WRITTEN PROBLEM - What follows is a set of entries. Give them again exactly, without the pictures.

--- start of DATA IN THIS EXERCISE ---

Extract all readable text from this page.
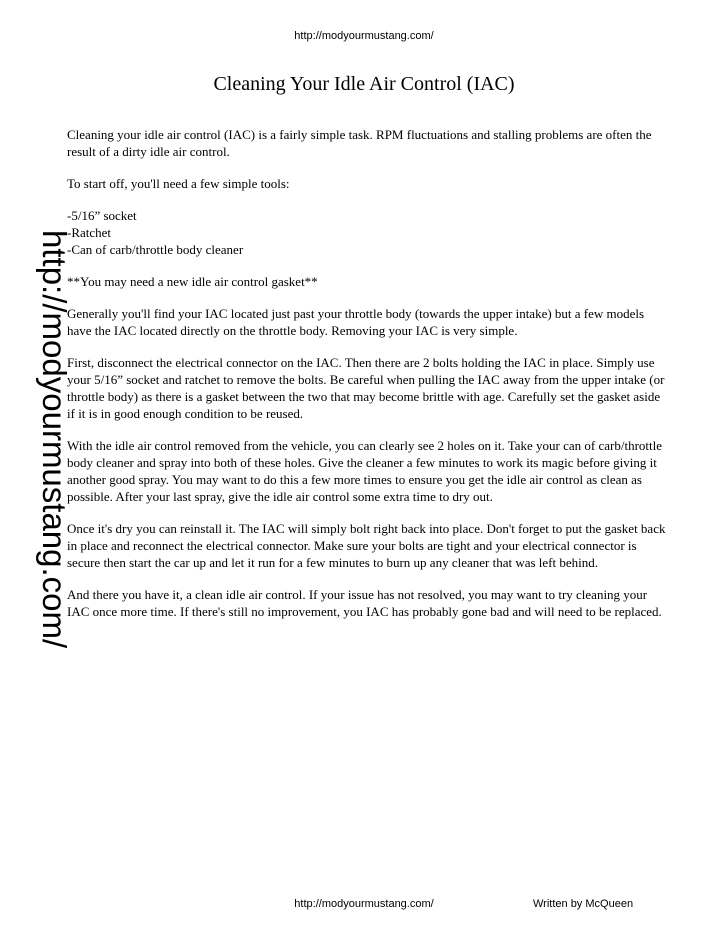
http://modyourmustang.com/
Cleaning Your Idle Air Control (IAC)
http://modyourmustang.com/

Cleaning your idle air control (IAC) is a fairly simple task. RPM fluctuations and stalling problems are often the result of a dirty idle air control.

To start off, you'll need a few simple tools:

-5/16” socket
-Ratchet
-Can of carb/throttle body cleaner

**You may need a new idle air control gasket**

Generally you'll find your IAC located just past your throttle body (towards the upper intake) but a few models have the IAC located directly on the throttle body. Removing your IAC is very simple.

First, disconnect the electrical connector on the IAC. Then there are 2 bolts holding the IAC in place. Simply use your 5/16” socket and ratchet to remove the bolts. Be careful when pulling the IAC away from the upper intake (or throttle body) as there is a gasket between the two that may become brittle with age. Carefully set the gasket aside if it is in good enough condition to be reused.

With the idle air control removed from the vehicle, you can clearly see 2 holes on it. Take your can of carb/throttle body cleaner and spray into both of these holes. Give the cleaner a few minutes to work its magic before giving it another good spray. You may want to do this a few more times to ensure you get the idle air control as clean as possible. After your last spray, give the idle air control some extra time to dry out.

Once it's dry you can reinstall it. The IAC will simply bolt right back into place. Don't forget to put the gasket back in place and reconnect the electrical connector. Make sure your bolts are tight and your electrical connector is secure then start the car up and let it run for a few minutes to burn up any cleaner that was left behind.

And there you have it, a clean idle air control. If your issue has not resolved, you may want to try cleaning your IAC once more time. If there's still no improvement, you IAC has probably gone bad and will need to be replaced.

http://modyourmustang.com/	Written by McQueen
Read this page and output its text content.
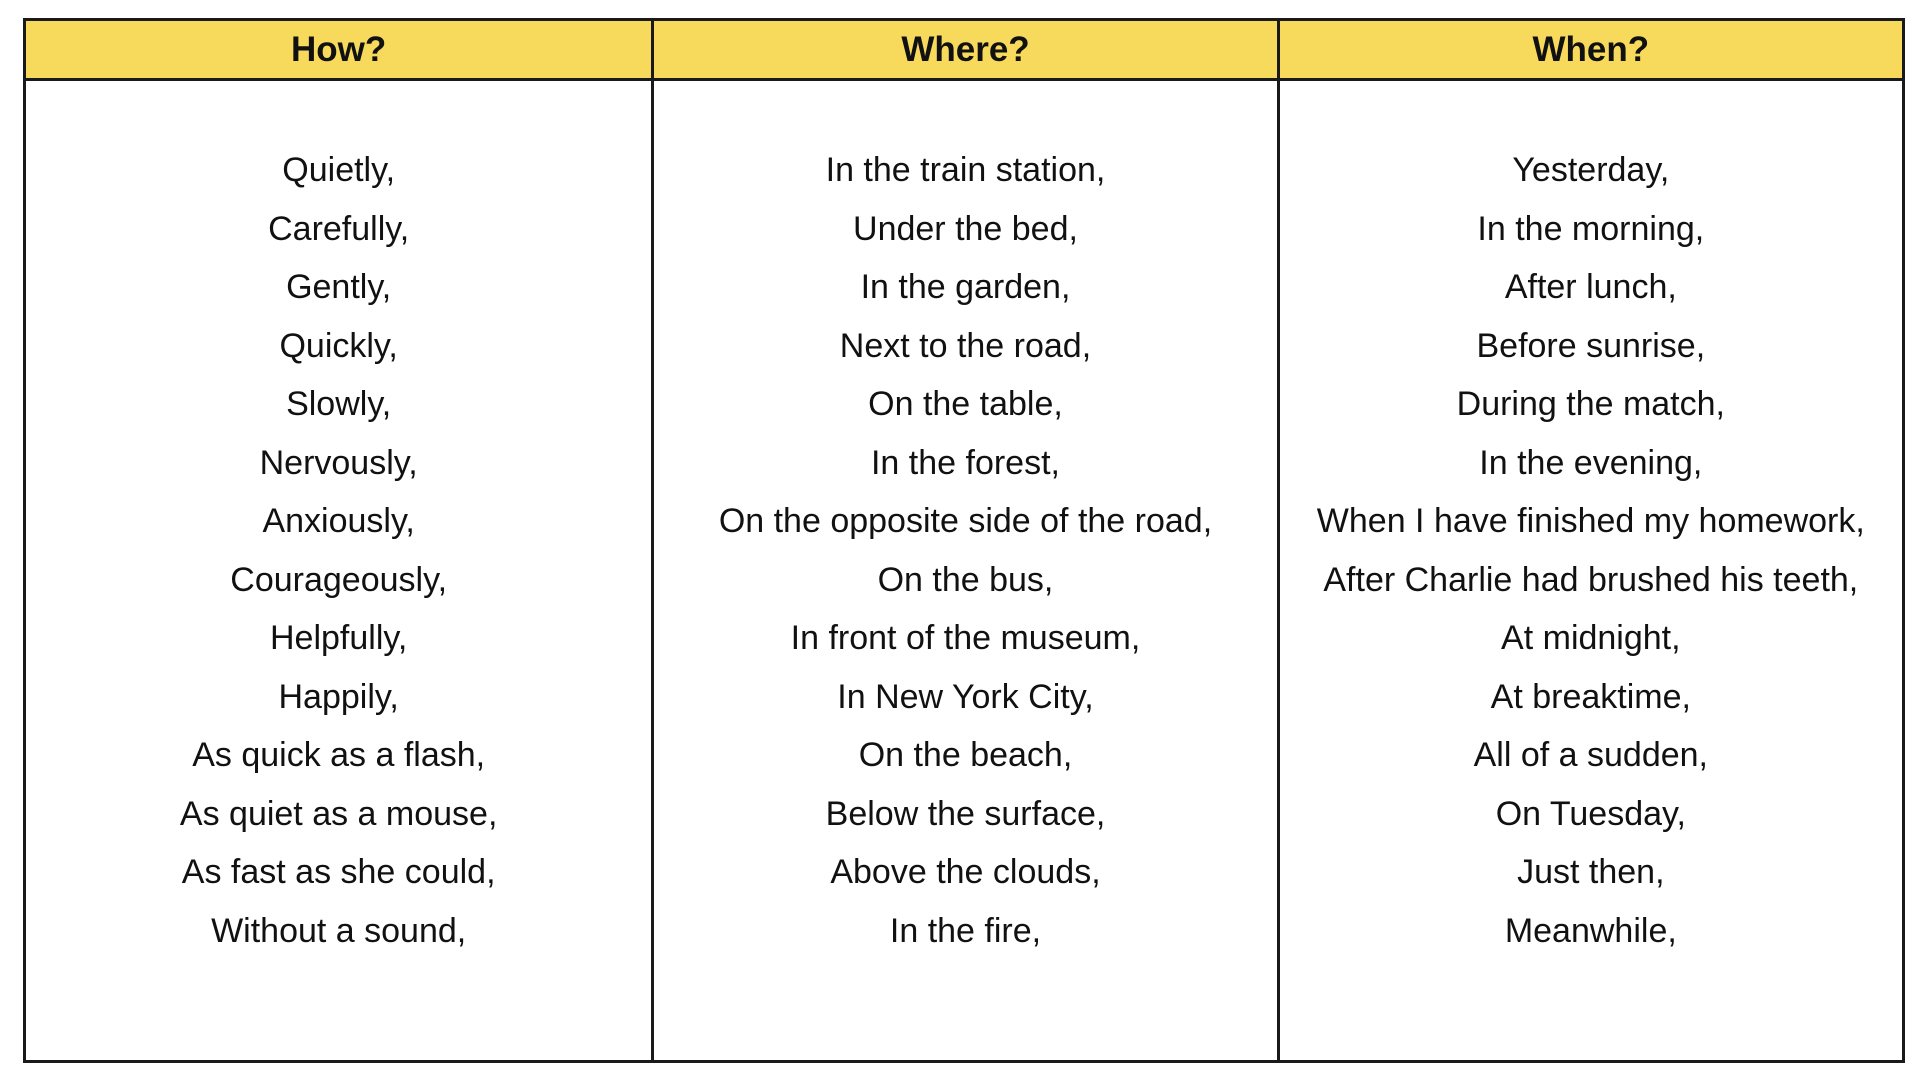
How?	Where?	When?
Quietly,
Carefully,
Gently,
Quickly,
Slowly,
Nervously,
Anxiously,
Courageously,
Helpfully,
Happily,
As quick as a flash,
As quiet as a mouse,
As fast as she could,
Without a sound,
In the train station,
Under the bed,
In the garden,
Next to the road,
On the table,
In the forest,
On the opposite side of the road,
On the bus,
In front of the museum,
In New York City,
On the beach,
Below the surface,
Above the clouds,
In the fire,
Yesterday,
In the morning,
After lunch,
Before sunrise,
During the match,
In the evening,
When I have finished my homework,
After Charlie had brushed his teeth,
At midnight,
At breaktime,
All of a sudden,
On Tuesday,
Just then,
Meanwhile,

--- end of DATA IN THIS EXERCISE ---

SOLUTION TO THIS TASK -
Extract all readable text from this page.
http://modyourmustang.com/
Cleaning Your Idle Air Control (IAC)
http://modyourmustang.com/

Cleaning your idle air control (IAC) is a fairly simple task. RPM fluctuations and stalling problems are often the result of a dirty idle air control.

To start off, you'll need a few simple tools:

-5/16” socket
-Ratchet
-Can of carb/throttle body cleaner

**You may need a new idle air control gasket**

Generally you'll find your IAC located just past your throttle body (towards the upper intake) but a few models have the IAC located directly on the throttle body. Removing your IAC is very simple.

First, disconnect the electrical connector on the IAC. Then there are 2 bolts holding the IAC in place. Simply use your 5/16” socket and ratchet to remove the bolts. Be careful when pulling the IAC away from the upper intake (or throttle body) as there is a gasket between the two that may become brittle with age. Carefully set the gasket aside if it is in good enough condition to be reused.

With the idle air control removed from the vehicle, you can clearly see 2 holes on it. Take your can of carb/throttle body cleaner and spray into both of these holes. Give the cleaner a few minutes to work its magic before giving it another good spray. You may want to do this a few more times to ensure you get the idle air control as clean as possible. After your last spray, give the idle air control some extra time to dry out.

Once it's dry you can reinstall it. The IAC will simply bolt right back into place. Don't forget to put the gasket back in place and reconnect the electrical connector. Make sure your bolts are tight and your electrical connector is secure then start the car up and let it run for a few minutes to burn up any cleaner that was left behind.

And there you have it, a clean idle air control. If your issue has not resolved, you may want to try cleaning your IAC once more time. If there's still no improvement, you IAC has probably gone bad and will need to be replaced.

http://modyourmustang.com/	Written by McQueen
Read this page and output its text content.
How?	Where?	When?
Quietly,
Carefully,
Gently,
Quickly,
Slowly,
Nervously,
Anxiously,
Courageously,
Helpfully,
Happily,
As quick as a flash,
As quiet as a mouse,
As fast as she could,
Without a sound,
In the train station,
Under the bed,
In the garden,
Next to the road,
On the table,
In the forest,
On the opposite side of the road,
On the bus,
In front of the museum,
In New York City,
On the beach,
Below the surface,
Above the clouds,
In the fire,
Yesterday,
In the morning,
After lunch,
Before sunrise,
During the match,
In the evening,
When I have finished my homework,
After Charlie had brushed his teeth,
At midnight,
At breaktime,
All of a sudden,
On Tuesday,
Just then,
Meanwhile,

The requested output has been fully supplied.